Go through the entries below and retype them exactly, omitting each picture.

***** EXTRACTED INFORMATION *****

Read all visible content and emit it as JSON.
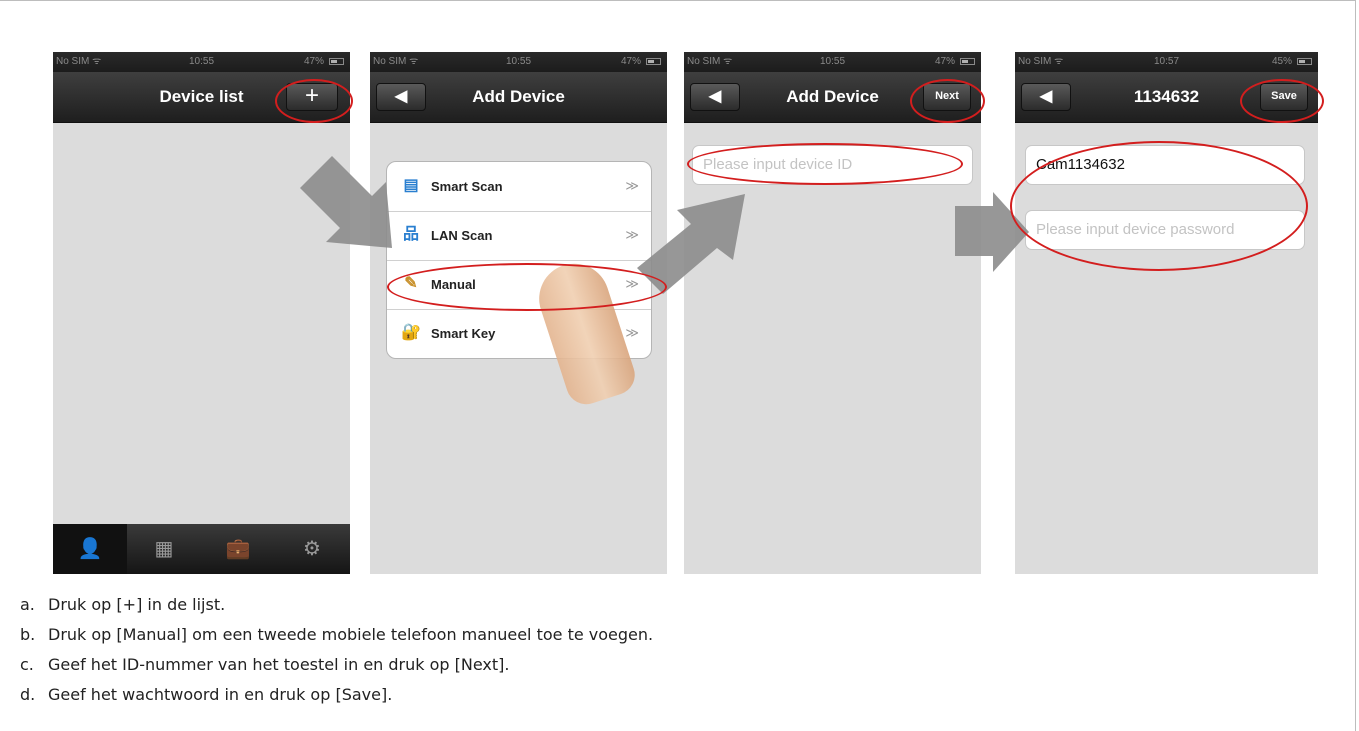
{
  "status_bars": [
    {
      "carrier": "No SIM ᯤ",
      "time": "10:55",
      "battery": "47%"
    },
    {
      "carrier": "No SIM ᯤ",
      "time": "10:55",
      "battery": "47%"
    },
    {
      "carrier": "No SIM ᯤ",
      "time": "10:55",
      "battery": "47%"
    },
    {
      "carrier": "No SIM ᯤ",
      "time": "10:57",
      "battery": "45%"
    }
  ],
  "screen1": {
    "title": "Device list",
    "add_button": "+",
    "tabs": [
      {
        "icon": "person-icon",
        "glyph": "👤"
      },
      {
        "icon": "grid-icon",
        "glyph": "▦"
      },
      {
        "icon": "briefcase-icon",
        "glyph": "💼"
      },
      {
        "icon": "gear-icon",
        "glyph": "⚙"
      }
    ]
  },
  "screen2": {
    "title": "Add Device",
    "back_glyph": "◀",
    "menu": [
      {
        "label": "Smart Scan",
        "icon": "scan-icon",
        "glyph": "▤",
        "chevron": "≫"
      },
      {
        "label": "LAN Scan",
        "icon": "network-icon",
        "glyph": "品",
        "chevron": "≫"
      },
      {
        "label": "Manual",
        "icon": "pencil-icon",
        "glyph": "✎",
        "chevron": "≫"
      },
      {
        "label": "Smart Key",
        "icon": "key-icon",
        "glyph": "🔐",
        "chevron": "≫"
      }
    ]
  },
  "screen3": {
    "title": "Add Device",
    "back_glyph": "◀",
    "next_label": "Next",
    "device_id_placeholder": "Please input device ID"
  },
  "screen4": {
    "title": "1134632",
    "back_glyph": "◀",
    "save_label": "Save",
    "device_name_value": "Cam1134632",
    "password_placeholder": "Please input device password"
  },
  "instructions": [
    {
      "letter": "a.",
      "text": "Druk op [+] in de lijst."
    },
    {
      "letter": "b.",
      "text": "Druk op [Manual] om een tweede mobiele telefoon manueel toe te voegen."
    },
    {
      "letter": "c.",
      "text": "Geef het ID-nummer van het toestel in en druk op [Next]."
    },
    {
      "letter": "d.",
      "text": "Geef het wachtwoord in en druk op [Save]."
    }
  ],
  "colors": {
    "highlight_ring": "#d31e1e",
    "arrow": "#8a8a8a",
    "active_tab": "#3aa0ff"
  }
}
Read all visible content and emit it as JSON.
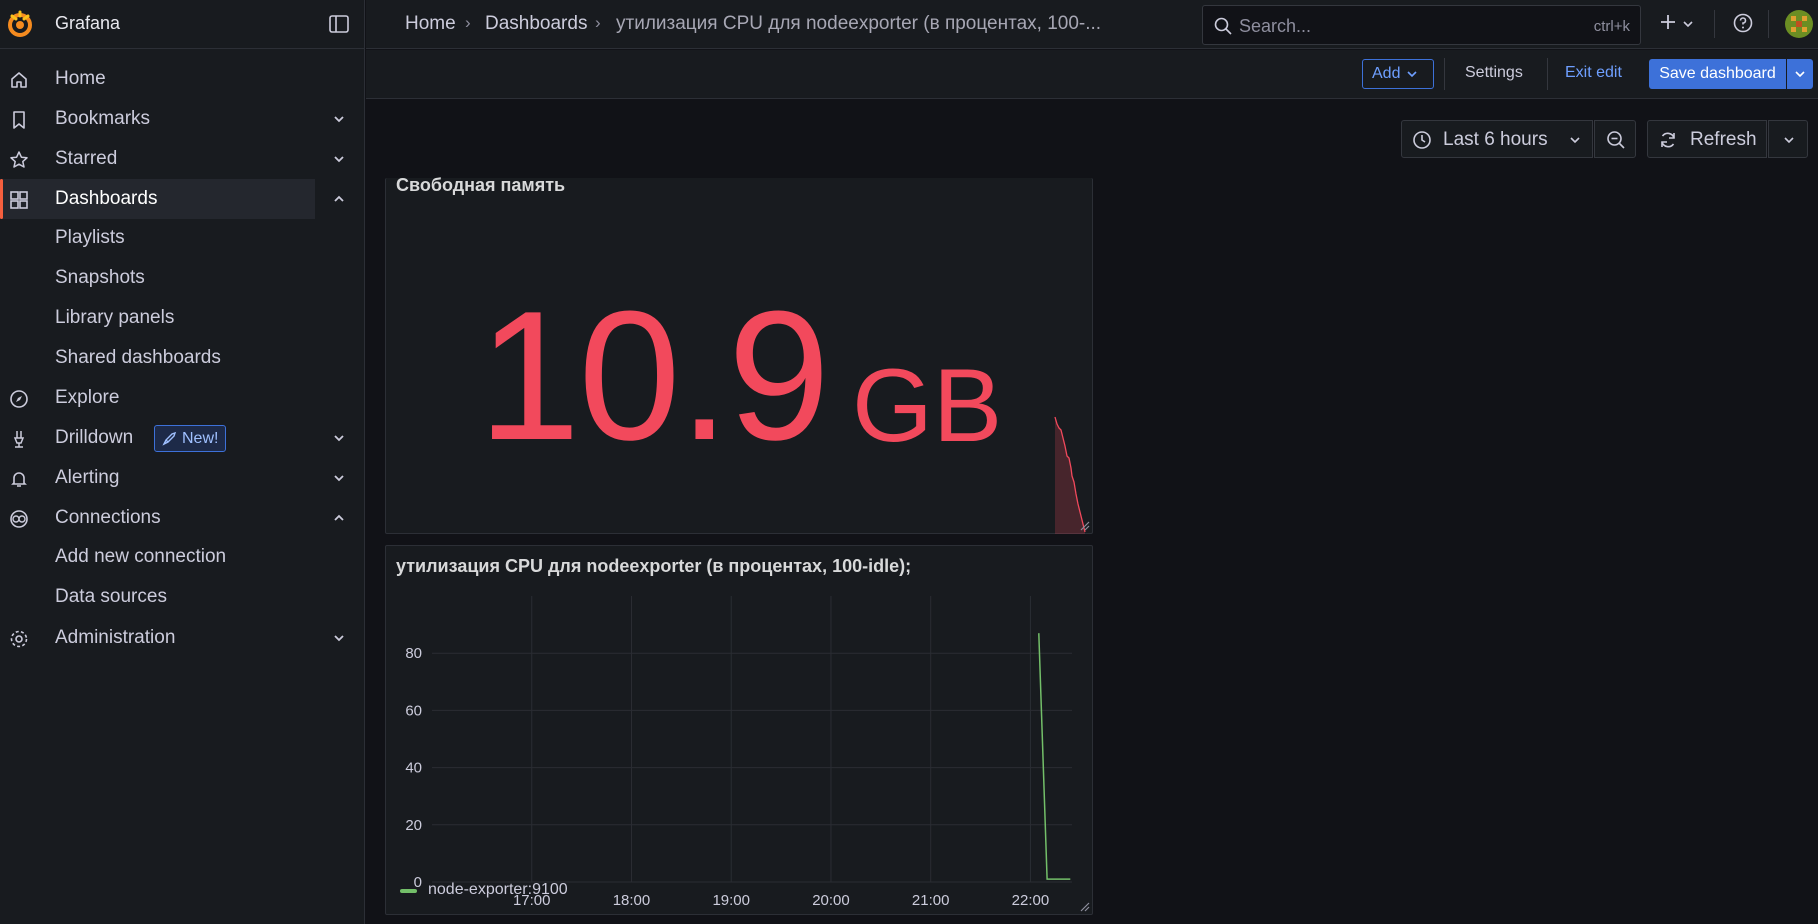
{
  "app": {
    "title": "Grafana"
  },
  "sidebar": {
    "items": [
      {
        "label": "Home",
        "icon": "home-icon"
      },
      {
        "label": "Bookmarks",
        "icon": "bookmark-icon"
      },
      {
        "label": "Starred",
        "icon": "star-icon"
      },
      {
        "label": "Dashboards",
        "icon": "dashboards-icon",
        "active": true
      },
      {
        "label": "Explore",
        "icon": "compass-icon"
      },
      {
        "label": "Drilldown",
        "icon": "drilldown-icon",
        "badge": "New!"
      },
      {
        "label": "Alerting",
        "icon": "bell-icon"
      },
      {
        "label": "Connections",
        "icon": "connections-icon"
      },
      {
        "label": "Administration",
        "icon": "gear-icon"
      }
    ],
    "dashboards_children": [
      "Playlists",
      "Snapshots",
      "Library panels",
      "Shared dashboards"
    ],
    "connections_children": [
      "Add new connection",
      "Data sources"
    ]
  },
  "breadcrumb": {
    "home": "Home",
    "dashboards": "Dashboards",
    "current": "утилизация CPU для nodeexporter (в процентах, 100-..."
  },
  "search": {
    "placeholder": "Search...",
    "shortcut": "ctrl+k"
  },
  "toolbar": {
    "add_label": "Add",
    "settings_label": "Settings",
    "exit_edit_label": "Exit edit",
    "save_label": "Save dashboard"
  },
  "time_controls": {
    "range_label": "Last 6 hours",
    "refresh_label": "Refresh"
  },
  "panels": {
    "memory": {
      "title": "Свободная память",
      "value": "10.9",
      "unit": "GB",
      "color": "#f2495c"
    },
    "cpu": {
      "title": "утилизация CPU для nodeexporter (в процентах, 100-idle);"
    }
  },
  "colors": {
    "accent": "#3d71d9",
    "active_indicator": "#f55f3e",
    "stat_red": "#f2495c",
    "series_green": "#73bf69"
  },
  "chart_data": {
    "type": "line",
    "title": "утилизация CPU для nodeexporter (в процентах, 100-idle);",
    "x_ticks": [
      "17:00",
      "18:00",
      "19:00",
      "20:00",
      "21:00",
      "22:00"
    ],
    "y_ticks": [
      0,
      20,
      40,
      60,
      80
    ],
    "ylim": [
      0,
      100
    ],
    "xlim": [
      "16:00",
      "22:25"
    ],
    "grid": true,
    "legend": "bottom-left",
    "series": [
      {
        "name": "node-exporter:9100",
        "color": "#73bf69",
        "points": [
          {
            "x": "22:05",
            "y": 87
          },
          {
            "x": "22:10",
            "y": 1
          },
          {
            "x": "22:24",
            "y": 1
          }
        ]
      }
    ]
  }
}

*****

COMPLETED EXERCISE >>
Read all visible content and emit it as JSON.
{
  "status_bars": [
    {
      "carrier": "No SIM ᯤ",
      "time": "10:55",
      "battery": "47%"
    },
    {
      "carrier": "No SIM ᯤ",
      "time": "10:55",
      "battery": "47%"
    },
    {
      "carrier": "No SIM ᯤ",
      "time": "10:55",
      "battery": "47%"
    },
    {
      "carrier": "No SIM ᯤ",
      "time": "10:57",
      "battery": "45%"
    }
  ],
  "screen1": {
    "title": "Device list",
    "add_button": "+",
    "tabs": [
      {
        "icon": "person-icon",
        "glyph": "👤"
      },
      {
        "icon": "grid-icon",
        "glyph": "▦"
      },
      {
        "icon": "briefcase-icon",
        "glyph": "💼"
      },
      {
        "icon": "gear-icon",
        "glyph": "⚙"
      }
    ]
  },
  "screen2": {
    "title": "Add Device",
    "back_glyph": "◀",
    "menu": [
      {
        "label": "Smart Scan",
        "icon": "scan-icon",
        "glyph": "▤",
        "chevron": "≫"
      },
      {
        "label": "LAN Scan",
        "icon": "network-icon",
        "glyph": "品",
        "chevron": "≫"
      },
      {
        "label": "Manual",
        "icon": "pencil-icon",
        "glyph": "✎",
        "chevron": "≫"
      },
      {
        "label": "Smart Key",
        "icon": "key-icon",
        "glyph": "🔐",
        "chevron": "≫"
      }
    ]
  },
  "screen3": {
    "title": "Add Device",
    "back_glyph": "◀",
    "next_label": "Next",
    "device_id_placeholder": "Please input device ID"
  },
  "screen4": {
    "title": "1134632",
    "back_glyph": "◀",
    "save_label": "Save",
    "device_name_value": "Cam1134632",
    "password_placeholder": "Please input device password"
  },
  "instructions": [
    {
      "letter": "a.",
      "text": "Druk op [+] in de lijst."
    },
    {
      "letter": "b.",
      "text": "Druk op [Manual] om een tweede mobiele telefoon manueel toe te voegen."
    },
    {
      "letter": "c.",
      "text": "Geef het ID-nummer van het toestel in en druk op [Next]."
    },
    {
      "letter": "d.",
      "text": "Geef het wachtwoord in en druk op [Save]."
    }
  ],
  "colors": {
    "highlight_ring": "#d31e1e",
    "arrow": "#8a8a8a",
    "active_tab": "#3aa0ff"
  }
}
Read all visible content and emit it as JSON.
{
  "app": {
    "title": "Grafana"
  },
  "sidebar": {
    "items": [
      {
        "label": "Home",
        "icon": "home-icon"
      },
      {
        "label": "Bookmarks",
        "icon": "bookmark-icon"
      },
      {
        "label": "Starred",
        "icon": "star-icon"
      },
      {
        "label": "Dashboards",
        "icon": "dashboards-icon",
        "active": true
      },
      {
        "label": "Explore",
        "icon": "compass-icon"
      },
      {
        "label": "Drilldown",
        "icon": "drilldown-icon",
        "badge": "New!"
      },
      {
        "label": "Alerting",
        "icon": "bell-icon"
      },
      {
        "label": "Connections",
        "icon": "connections-icon"
      },
      {
        "label": "Administration",
        "icon": "gear-icon"
      }
    ],
    "dashboards_children": [
      "Playlists",
      "Snapshots",
      "Library panels",
      "Shared dashboards"
    ],
    "connections_children": [
      "Add new connection",
      "Data sources"
    ]
  },
  "breadcrumb": {
    "home": "Home",
    "dashboards": "Dashboards",
    "current": "утилизация CPU для nodeexporter (в процентах, 100-..."
  },
  "search": {
    "placeholder": "Search...",
    "shortcut": "ctrl+k"
  },
  "toolbar": {
    "add_label": "Add",
    "settings_label": "Settings",
    "exit_edit_label": "Exit edit",
    "save_label": "Save dashboard"
  },
  "time_controls": {
    "range_label": "Last 6 hours",
    "refresh_label": "Refresh"
  },
  "panels": {
    "memory": {
      "title": "Свободная память",
      "value": "10.9",
      "unit": "GB",
      "color": "#f2495c"
    },
    "cpu": {
      "title": "утилизация CPU для nodeexporter (в процентах, 100-idle);"
    }
  },
  "colors": {
    "accent": "#3d71d9",
    "active_indicator": "#f55f3e",
    "stat_red": "#f2495c",
    "series_green": "#73bf69"
  },
  "chart_data": {
    "type": "line",
    "title": "утилизация CPU для nodeexporter (в процентах, 100-idle);",
    "x_ticks": [
      "17:00",
      "18:00",
      "19:00",
      "20:00",
      "21:00",
      "22:00"
    ],
    "y_ticks": [
      0,
      20,
      40,
      60,
      80
    ],
    "ylim": [
      0,
      100
    ],
    "xlim": [
      "16:00",
      "22:25"
    ],
    "grid": true,
    "legend": "bottom-left",
    "series": [
      {
        "name": "node-exporter:9100",
        "color": "#73bf69",
        "points": [
          {
            "x": "22:05",
            "y": 87
          },
          {
            "x": "22:10",
            "y": 1
          },
          {
            "x": "22:24",
            "y": 1
          }
        ]
      }
    ]
  }
}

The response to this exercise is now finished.